[Directive]
Each line that includes the string "content" counts once; give the total and nothing else.

** START **

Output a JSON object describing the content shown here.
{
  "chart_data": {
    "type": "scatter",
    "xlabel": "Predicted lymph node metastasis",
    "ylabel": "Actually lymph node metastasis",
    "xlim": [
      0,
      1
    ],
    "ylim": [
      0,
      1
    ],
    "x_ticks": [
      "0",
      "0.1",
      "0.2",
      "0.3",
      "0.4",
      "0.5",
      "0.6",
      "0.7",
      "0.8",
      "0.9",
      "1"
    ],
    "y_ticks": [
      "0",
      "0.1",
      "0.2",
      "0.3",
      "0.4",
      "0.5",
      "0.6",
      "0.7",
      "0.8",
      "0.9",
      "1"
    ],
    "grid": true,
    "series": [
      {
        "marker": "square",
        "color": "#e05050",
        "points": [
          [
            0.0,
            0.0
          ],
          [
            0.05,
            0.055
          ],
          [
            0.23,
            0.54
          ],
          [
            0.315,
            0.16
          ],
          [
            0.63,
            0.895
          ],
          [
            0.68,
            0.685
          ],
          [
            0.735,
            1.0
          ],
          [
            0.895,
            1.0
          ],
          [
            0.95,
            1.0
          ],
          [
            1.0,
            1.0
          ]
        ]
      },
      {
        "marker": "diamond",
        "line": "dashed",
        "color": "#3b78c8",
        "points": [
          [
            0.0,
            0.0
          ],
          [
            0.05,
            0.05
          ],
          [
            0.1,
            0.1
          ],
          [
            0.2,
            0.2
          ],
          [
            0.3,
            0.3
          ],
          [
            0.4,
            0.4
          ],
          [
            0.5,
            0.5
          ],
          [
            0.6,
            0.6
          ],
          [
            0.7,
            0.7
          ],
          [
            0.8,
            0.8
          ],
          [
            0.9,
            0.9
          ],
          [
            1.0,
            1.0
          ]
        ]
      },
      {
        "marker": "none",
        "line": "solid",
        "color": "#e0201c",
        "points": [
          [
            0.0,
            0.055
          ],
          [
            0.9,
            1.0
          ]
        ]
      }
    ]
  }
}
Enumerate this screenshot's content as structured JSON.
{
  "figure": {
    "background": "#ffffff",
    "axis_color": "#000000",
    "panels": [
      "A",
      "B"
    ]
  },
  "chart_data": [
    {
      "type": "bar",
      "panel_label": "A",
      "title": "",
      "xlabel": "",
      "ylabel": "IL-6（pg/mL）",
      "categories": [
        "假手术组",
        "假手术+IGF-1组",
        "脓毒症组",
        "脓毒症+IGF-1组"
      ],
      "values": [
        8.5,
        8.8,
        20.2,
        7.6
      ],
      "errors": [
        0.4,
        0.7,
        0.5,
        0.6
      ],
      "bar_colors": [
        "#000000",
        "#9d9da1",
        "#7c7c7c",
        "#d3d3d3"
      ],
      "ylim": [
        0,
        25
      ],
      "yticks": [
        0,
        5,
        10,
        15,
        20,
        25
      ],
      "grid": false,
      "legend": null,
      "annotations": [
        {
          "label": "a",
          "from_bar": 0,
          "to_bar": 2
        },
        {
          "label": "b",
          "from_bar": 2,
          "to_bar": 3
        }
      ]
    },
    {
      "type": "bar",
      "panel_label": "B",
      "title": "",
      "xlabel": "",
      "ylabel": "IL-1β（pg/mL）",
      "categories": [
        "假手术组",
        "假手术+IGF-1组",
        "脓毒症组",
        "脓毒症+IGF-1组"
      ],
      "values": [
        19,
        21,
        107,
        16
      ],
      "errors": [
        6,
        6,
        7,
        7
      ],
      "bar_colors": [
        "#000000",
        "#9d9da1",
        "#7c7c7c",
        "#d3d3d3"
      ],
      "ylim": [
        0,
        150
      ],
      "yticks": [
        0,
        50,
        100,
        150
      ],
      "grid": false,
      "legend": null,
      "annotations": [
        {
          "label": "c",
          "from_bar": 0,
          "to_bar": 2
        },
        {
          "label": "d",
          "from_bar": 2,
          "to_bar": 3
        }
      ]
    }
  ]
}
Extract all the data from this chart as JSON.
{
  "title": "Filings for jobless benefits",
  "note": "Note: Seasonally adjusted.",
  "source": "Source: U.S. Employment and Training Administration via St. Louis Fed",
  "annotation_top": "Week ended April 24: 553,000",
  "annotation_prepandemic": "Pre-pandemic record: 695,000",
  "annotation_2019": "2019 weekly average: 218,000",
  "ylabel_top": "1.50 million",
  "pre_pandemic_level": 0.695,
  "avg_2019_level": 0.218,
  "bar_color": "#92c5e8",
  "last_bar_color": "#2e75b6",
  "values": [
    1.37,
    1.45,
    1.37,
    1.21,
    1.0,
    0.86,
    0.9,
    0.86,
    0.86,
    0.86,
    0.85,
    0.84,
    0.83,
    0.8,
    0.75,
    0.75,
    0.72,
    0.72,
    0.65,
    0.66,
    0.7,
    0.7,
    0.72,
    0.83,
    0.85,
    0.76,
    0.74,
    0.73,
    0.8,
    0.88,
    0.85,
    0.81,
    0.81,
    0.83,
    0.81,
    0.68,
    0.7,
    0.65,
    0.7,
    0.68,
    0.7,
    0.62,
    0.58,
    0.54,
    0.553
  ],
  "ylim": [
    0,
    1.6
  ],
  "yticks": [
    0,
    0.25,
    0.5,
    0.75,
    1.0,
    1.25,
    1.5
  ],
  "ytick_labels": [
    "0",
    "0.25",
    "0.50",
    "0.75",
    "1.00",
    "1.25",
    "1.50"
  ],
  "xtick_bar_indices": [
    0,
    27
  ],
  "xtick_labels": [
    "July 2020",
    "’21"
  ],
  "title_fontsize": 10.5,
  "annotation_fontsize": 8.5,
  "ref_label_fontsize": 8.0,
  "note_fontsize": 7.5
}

** END **

[Written answer]
2